§ DATASET:

* * * *

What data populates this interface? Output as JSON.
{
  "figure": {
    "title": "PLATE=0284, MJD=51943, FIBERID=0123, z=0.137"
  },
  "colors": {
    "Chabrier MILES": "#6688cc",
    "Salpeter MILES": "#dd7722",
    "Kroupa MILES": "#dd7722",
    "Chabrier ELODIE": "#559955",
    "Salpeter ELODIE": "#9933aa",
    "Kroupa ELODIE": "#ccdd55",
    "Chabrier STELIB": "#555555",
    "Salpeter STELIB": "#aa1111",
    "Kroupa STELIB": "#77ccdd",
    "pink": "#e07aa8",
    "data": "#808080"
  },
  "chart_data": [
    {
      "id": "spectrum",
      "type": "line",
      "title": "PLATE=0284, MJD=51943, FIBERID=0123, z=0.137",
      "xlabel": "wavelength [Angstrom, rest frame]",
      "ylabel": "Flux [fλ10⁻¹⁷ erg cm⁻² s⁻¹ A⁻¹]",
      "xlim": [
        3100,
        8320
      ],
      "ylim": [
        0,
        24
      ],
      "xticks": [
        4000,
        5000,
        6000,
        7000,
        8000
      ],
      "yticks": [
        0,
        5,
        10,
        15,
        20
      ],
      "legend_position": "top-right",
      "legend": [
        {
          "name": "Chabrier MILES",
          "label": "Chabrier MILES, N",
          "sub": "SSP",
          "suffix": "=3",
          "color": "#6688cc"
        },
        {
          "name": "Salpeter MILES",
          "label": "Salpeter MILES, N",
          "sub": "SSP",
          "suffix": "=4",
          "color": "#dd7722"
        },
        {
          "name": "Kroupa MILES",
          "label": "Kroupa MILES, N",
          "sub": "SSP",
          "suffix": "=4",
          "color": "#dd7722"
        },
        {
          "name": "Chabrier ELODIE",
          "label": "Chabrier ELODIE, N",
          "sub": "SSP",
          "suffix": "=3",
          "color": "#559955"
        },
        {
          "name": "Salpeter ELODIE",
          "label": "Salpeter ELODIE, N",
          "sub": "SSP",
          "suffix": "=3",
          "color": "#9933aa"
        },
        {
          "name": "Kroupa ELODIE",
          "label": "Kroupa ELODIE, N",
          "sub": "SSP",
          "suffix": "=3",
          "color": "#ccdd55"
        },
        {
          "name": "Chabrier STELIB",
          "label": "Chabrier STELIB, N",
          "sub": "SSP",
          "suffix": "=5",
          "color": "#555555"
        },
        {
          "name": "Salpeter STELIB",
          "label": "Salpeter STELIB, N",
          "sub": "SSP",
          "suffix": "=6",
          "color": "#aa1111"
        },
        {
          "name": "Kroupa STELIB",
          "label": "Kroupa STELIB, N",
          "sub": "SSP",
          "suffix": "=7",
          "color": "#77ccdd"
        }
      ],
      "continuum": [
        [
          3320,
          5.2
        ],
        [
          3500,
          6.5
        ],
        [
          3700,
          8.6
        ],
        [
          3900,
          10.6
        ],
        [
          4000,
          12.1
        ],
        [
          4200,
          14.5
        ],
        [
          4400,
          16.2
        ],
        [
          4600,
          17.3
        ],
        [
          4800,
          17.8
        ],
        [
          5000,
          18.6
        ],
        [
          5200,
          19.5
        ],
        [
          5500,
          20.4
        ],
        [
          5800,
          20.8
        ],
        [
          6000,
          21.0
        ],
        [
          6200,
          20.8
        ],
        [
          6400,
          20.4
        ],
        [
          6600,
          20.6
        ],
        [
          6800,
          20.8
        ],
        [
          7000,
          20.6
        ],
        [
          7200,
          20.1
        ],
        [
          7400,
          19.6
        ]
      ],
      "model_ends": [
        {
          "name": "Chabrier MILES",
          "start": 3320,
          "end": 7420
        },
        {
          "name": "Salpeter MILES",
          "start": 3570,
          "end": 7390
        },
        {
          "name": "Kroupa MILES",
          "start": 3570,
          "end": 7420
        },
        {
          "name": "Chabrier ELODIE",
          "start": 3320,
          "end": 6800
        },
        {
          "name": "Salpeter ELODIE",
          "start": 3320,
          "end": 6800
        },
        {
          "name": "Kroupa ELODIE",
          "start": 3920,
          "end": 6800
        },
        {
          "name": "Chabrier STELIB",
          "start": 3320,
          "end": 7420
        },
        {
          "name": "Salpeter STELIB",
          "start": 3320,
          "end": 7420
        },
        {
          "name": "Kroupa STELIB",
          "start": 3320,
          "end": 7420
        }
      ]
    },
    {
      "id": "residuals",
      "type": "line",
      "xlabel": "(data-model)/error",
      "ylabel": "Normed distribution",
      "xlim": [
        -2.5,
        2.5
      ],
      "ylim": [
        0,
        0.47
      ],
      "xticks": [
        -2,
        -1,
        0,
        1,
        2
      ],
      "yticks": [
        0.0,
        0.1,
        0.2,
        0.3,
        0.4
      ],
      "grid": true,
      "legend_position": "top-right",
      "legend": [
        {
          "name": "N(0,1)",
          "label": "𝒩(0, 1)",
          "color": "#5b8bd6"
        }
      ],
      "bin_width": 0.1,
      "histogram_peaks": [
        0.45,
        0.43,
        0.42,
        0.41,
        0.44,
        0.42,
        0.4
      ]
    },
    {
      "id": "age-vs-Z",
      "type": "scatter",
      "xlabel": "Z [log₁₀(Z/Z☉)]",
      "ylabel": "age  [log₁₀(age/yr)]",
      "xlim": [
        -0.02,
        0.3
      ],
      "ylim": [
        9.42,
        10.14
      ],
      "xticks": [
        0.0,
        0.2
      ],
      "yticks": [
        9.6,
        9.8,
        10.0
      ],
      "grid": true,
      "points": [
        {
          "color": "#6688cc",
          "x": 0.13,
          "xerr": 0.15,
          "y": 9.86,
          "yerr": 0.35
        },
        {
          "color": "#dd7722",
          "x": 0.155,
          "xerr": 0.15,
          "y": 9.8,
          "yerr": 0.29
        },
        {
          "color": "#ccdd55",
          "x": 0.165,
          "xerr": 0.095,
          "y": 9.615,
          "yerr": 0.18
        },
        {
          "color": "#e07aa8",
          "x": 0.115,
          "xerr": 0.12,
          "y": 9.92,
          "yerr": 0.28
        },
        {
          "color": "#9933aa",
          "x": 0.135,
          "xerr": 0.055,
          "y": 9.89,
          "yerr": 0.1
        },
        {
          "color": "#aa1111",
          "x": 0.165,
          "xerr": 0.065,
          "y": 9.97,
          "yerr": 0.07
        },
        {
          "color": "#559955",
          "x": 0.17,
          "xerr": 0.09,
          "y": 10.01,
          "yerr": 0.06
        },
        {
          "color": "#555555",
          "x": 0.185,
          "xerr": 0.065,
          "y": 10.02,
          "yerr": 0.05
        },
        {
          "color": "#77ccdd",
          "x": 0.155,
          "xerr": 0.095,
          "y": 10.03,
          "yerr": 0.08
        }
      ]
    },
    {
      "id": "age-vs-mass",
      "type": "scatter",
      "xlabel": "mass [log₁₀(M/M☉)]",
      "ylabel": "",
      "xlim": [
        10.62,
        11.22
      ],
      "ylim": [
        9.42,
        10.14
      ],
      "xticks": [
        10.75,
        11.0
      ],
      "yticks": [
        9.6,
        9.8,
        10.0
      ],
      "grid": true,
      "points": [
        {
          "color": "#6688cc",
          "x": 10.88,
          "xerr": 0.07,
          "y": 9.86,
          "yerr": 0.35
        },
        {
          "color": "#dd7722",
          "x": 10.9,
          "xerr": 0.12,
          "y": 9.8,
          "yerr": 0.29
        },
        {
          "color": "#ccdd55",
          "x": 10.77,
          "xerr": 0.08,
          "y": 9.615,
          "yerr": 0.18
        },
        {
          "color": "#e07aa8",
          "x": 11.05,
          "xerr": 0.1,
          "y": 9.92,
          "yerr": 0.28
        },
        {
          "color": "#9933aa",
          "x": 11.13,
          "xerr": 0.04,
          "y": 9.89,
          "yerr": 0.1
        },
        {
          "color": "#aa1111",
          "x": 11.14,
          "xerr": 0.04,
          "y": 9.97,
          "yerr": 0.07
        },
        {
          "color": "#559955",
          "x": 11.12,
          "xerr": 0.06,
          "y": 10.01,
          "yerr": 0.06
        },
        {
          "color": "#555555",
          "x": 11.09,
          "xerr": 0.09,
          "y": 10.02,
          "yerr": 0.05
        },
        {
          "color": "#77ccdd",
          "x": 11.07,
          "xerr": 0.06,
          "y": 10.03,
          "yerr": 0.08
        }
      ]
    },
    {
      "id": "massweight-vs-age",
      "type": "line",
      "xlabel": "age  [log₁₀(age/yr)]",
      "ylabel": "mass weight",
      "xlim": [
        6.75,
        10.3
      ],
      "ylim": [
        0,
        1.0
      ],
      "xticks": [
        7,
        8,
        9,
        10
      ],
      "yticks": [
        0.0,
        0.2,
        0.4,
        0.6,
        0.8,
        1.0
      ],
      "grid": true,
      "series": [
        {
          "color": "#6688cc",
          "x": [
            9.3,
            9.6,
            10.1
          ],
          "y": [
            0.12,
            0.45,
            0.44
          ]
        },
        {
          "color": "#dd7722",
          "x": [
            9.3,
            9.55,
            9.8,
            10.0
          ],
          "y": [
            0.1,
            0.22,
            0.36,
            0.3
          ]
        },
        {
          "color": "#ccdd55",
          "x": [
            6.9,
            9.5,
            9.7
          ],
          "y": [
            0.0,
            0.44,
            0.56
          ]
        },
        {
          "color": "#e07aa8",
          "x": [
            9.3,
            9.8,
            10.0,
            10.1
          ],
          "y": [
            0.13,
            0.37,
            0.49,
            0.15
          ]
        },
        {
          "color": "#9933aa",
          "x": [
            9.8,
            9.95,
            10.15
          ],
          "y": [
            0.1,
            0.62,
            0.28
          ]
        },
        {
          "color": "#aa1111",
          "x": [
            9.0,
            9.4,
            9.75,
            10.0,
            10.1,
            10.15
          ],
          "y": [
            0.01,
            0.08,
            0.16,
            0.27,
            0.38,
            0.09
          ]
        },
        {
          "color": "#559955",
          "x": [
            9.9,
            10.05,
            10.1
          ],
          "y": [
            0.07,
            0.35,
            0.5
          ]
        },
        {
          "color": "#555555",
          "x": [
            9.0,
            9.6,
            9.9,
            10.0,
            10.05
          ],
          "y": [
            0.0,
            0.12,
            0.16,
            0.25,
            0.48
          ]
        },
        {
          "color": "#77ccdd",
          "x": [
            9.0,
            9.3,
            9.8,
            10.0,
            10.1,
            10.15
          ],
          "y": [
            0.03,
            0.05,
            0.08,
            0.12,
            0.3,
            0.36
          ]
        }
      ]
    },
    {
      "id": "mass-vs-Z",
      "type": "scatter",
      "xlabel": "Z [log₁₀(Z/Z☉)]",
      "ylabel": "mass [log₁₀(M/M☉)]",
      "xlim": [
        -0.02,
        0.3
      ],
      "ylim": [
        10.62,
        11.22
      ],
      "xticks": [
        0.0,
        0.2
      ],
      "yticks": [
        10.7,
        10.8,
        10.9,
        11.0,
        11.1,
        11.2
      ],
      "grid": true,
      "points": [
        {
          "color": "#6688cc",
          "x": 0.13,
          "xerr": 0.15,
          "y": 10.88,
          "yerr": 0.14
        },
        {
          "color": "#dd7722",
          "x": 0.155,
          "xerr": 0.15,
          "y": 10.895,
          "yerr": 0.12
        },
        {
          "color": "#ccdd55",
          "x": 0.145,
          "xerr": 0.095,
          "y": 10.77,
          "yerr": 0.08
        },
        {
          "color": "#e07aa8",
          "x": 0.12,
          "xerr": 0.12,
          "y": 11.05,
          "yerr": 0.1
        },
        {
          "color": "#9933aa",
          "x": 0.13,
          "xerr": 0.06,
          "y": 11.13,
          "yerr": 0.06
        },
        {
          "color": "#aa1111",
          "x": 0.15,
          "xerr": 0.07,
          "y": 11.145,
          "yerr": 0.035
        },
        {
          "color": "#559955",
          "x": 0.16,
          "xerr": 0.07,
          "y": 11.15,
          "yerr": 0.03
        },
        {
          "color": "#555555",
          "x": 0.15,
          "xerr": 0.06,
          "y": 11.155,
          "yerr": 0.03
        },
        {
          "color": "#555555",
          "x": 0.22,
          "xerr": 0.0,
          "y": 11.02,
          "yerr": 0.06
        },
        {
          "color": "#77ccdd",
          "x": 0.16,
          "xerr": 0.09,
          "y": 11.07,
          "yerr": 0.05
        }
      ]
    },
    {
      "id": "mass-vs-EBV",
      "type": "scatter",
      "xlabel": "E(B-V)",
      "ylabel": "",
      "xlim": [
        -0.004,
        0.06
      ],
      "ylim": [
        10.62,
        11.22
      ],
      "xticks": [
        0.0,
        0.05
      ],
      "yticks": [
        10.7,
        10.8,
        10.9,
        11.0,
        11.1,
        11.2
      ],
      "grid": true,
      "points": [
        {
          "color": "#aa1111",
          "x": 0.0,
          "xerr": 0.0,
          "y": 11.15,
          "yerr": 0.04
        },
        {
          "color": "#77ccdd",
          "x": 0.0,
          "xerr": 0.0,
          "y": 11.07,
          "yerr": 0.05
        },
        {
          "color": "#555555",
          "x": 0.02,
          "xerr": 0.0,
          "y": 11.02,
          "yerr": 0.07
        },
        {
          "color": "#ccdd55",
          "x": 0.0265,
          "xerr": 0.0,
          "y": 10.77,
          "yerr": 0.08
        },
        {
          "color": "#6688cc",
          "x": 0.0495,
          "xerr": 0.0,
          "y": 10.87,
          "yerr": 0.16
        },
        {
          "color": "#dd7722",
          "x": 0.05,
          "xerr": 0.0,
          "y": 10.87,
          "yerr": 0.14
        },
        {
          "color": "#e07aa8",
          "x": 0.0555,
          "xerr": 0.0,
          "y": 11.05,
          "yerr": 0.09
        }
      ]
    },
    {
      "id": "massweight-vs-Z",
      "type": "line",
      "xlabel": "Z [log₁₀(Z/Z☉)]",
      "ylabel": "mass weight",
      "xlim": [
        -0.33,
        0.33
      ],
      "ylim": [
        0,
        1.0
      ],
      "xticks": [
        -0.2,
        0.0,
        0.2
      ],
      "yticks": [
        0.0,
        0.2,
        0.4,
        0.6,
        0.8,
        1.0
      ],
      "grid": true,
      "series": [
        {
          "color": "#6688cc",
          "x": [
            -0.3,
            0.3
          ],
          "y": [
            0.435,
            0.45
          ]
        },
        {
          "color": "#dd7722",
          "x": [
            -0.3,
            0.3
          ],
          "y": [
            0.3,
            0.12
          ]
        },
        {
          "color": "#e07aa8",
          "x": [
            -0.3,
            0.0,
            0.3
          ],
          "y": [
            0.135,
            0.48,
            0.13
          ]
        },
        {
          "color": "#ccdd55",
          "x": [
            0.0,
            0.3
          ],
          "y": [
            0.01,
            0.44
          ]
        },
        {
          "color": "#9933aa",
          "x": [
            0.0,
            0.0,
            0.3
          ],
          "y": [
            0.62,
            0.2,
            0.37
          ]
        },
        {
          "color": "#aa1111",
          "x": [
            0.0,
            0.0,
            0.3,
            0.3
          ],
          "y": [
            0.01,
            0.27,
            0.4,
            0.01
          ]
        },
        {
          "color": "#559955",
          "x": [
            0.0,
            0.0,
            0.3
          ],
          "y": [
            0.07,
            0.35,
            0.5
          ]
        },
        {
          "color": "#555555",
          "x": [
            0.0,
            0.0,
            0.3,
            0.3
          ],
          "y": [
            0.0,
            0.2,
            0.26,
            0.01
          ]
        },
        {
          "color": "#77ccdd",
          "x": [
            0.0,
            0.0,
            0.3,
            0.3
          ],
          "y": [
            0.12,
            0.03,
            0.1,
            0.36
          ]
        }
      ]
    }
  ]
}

* * * *

§ EXERCISE:
Search the listing for the string "FIBERID". Copy each line where it turns up.

§ ANSWER:
    "title": "PLATE=0284, MJD=51943, FIBERID=0123, z=0.137"
      "title": "PLATE=0284, MJD=51943, FIBERID=0123, z=0.137",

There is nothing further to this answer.